Extracts from a graphics dataset
───

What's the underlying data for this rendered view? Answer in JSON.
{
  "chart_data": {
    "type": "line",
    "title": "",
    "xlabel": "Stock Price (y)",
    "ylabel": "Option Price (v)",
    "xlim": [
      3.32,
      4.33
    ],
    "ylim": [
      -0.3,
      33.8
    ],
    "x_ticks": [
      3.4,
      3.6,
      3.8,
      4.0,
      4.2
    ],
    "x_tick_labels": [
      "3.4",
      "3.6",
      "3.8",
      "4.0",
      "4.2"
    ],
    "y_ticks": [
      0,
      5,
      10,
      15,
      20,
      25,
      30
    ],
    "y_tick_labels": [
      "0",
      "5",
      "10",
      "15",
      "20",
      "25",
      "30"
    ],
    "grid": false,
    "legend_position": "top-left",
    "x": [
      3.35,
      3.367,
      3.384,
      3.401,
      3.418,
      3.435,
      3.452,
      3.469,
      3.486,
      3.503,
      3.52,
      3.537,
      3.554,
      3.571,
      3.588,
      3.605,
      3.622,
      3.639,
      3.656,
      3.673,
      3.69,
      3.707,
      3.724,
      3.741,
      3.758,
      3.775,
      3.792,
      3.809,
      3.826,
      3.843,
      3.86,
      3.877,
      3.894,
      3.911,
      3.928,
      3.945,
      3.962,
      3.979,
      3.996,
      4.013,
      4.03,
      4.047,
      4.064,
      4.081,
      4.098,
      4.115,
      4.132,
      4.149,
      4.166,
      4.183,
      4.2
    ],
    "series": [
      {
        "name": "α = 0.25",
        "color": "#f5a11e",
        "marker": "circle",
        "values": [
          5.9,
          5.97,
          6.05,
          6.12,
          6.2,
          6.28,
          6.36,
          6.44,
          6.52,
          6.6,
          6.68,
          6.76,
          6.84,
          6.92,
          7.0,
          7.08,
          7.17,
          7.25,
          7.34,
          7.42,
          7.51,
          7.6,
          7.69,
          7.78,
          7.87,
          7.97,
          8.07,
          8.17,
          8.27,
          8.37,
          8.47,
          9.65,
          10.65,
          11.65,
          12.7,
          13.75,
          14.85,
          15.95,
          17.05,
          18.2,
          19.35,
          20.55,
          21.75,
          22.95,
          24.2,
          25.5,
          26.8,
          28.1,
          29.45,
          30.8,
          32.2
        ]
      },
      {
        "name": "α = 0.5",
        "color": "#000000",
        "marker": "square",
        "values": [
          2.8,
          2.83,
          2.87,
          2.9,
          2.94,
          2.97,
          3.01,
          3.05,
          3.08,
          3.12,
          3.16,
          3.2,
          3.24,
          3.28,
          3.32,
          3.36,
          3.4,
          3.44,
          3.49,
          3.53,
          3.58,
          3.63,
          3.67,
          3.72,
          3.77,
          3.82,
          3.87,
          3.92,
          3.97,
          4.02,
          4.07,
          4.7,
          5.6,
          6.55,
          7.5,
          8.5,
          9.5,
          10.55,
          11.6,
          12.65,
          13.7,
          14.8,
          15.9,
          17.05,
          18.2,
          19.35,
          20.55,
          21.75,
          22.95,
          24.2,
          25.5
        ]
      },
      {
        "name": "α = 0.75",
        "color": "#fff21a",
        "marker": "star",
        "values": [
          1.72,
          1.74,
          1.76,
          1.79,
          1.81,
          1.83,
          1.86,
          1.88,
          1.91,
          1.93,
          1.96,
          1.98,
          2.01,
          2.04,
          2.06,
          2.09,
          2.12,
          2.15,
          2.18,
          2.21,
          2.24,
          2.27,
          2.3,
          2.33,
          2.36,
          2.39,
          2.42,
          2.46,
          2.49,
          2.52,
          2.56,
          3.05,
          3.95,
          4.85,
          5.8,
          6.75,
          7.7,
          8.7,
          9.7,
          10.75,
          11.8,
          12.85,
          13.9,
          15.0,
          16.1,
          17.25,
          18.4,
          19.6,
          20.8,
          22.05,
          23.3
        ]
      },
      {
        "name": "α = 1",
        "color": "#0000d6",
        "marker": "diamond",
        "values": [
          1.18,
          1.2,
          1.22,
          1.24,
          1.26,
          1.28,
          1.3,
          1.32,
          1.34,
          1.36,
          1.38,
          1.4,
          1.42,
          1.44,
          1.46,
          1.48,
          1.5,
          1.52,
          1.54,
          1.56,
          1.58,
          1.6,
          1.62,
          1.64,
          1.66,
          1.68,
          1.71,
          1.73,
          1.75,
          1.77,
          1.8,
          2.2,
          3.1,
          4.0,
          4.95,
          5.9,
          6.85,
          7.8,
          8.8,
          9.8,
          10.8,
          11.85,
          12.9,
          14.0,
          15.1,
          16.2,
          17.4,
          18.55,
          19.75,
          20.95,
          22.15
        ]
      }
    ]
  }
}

───

→ Task goal:
The records above need to be transcribed in full. Keep every character unchanged.

→ The response:
What's the underlying data for this rendered view? Answer in JSON.
{
  "chart_data": {
    "type": "line",
    "title": "",
    "xlabel": "Stock Price (y)",
    "ylabel": "Option Price (v)",
    "xlim": [
      3.32,
      4.33
    ],
    "ylim": [
      -0.3,
      33.8
    ],
    "x_ticks": [
      3.4,
      3.6,
      3.8,
      4.0,
      4.2
    ],
    "x_tick_labels": [
      "3.4",
      "3.6",
      "3.8",
      "4.0",
      "4.2"
    ],
    "y_ticks": [
      0,
      5,
      10,
      15,
      20,
      25,
      30
    ],
    "y_tick_labels": [
      "0",
      "5",
      "10",
      "15",
      "20",
      "25",
      "30"
    ],
    "grid": false,
    "legend_position": "top-left",
    "x": [
      3.35,
      3.367,
      3.384,
      3.401,
      3.418,
      3.435,
      3.452,
      3.469,
      3.486,
      3.503,
      3.52,
      3.537,
      3.554,
      3.571,
      3.588,
      3.605,
      3.622,
      3.639,
      3.656,
      3.673,
      3.69,
      3.707,
      3.724,
      3.741,
      3.758,
      3.775,
      3.792,
      3.809,
      3.826,
      3.843,
      3.86,
      3.877,
      3.894,
      3.911,
      3.928,
      3.945,
      3.962,
      3.979,
      3.996,
      4.013,
      4.03,
      4.047,
      4.064,
      4.081,
      4.098,
      4.115,
      4.132,
      4.149,
      4.166,
      4.183,
      4.2
    ],
    "series": [
      {
        "name": "α = 0.25",
        "color": "#f5a11e",
        "marker": "circle",
        "values": [
          5.9,
          5.97,
          6.05,
          6.12,
          6.2,
          6.28,
          6.36,
          6.44,
          6.52,
          6.6,
          6.68,
          6.76,
          6.84,
          6.92,
          7.0,
          7.08,
          7.17,
          7.25,
          7.34,
          7.42,
          7.51,
          7.6,
          7.69,
          7.78,
          7.87,
          7.97,
          8.07,
          8.17,
          8.27,
          8.37,
          8.47,
          9.65,
          10.65,
          11.65,
          12.7,
          13.75,
          14.85,
          15.95,
          17.05,
          18.2,
          19.35,
          20.55,
          21.75,
          22.95,
          24.2,
          25.5,
          26.8,
          28.1,
          29.45,
          30.8,
          32.2
        ]
      },
      {
        "name": "α = 0.5",
        "color": "#000000",
        "marker": "square",
        "values": [
          2.8,
          2.83,
          2.87,
          2.9,
          2.94,
          2.97,
          3.01,
          3.05,
          3.08,
          3.12,
          3.16,
          3.2,
          3.24,
          3.28,
          3.32,
          3.36,
          3.4,
          3.44,
          3.49,
          3.53,
          3.58,
          3.63,
          3.67,
          3.72,
          3.77,
          3.82,
          3.87,
          3.92,
          3.97,
          4.02,
          4.07,
          4.7,
          5.6,
          6.55,
          7.5,
          8.5,
          9.5,
          10.55,
          11.6,
          12.65,
          13.7,
          14.8,
          15.9,
          17.05,
          18.2,
          19.35,
          20.55,
          21.75,
          22.95,
          24.2,
          25.5
        ]
      },
      {
        "name": "α = 0.75",
        "color": "#fff21a",
        "marker": "star",
        "values": [
          1.72,
          1.74,
          1.76,
          1.79,
          1.81,
          1.83,
          1.86,
          1.88,
          1.91,
          1.93,
          1.96,
          1.98,
          2.01,
          2.04,
          2.06,
          2.09,
          2.12,
          2.15,
          2.18,
          2.21,
          2.24,
          2.27,
          2.3,
          2.33,
          2.36,
          2.39,
          2.42,
          2.46,
          2.49,
          2.52,
          2.56,
          3.05,
          3.95,
          4.85,
          5.8,
          6.75,
          7.7,
          8.7,
          9.7,
          10.75,
          11.8,
          12.85,
          13.9,
          15.0,
          16.1,
          17.25,
          18.4,
          19.6,
          20.8,
          22.05,
          23.3
        ]
      },
      {
        "name": "α = 1",
        "color": "#0000d6",
        "marker": "diamond",
        "values": [
          1.18,
          1.2,
          1.22,
          1.24,
          1.26,
          1.28,
          1.3,
          1.32,
          1.34,
          1.36,
          1.38,
          1.4,
          1.42,
          1.44,
          1.46,
          1.48,
          1.5,
          1.52,
          1.54,
          1.56,
          1.58,
          1.6,
          1.62,
          1.64,
          1.66,
          1.68,
          1.71,
          1.73,
          1.75,
          1.77,
          1.8,
          2.2,
          3.1,
          4.0,
          4.95,
          5.9,
          6.85,
          7.8,
          8.8,
          9.8,
          10.8,
          11.85,
          12.9,
          14.0,
          15.1,
          16.2,
          17.4,
          18.55,
          19.75,
          20.95,
          22.15
        ]
      }
    ]
  }
}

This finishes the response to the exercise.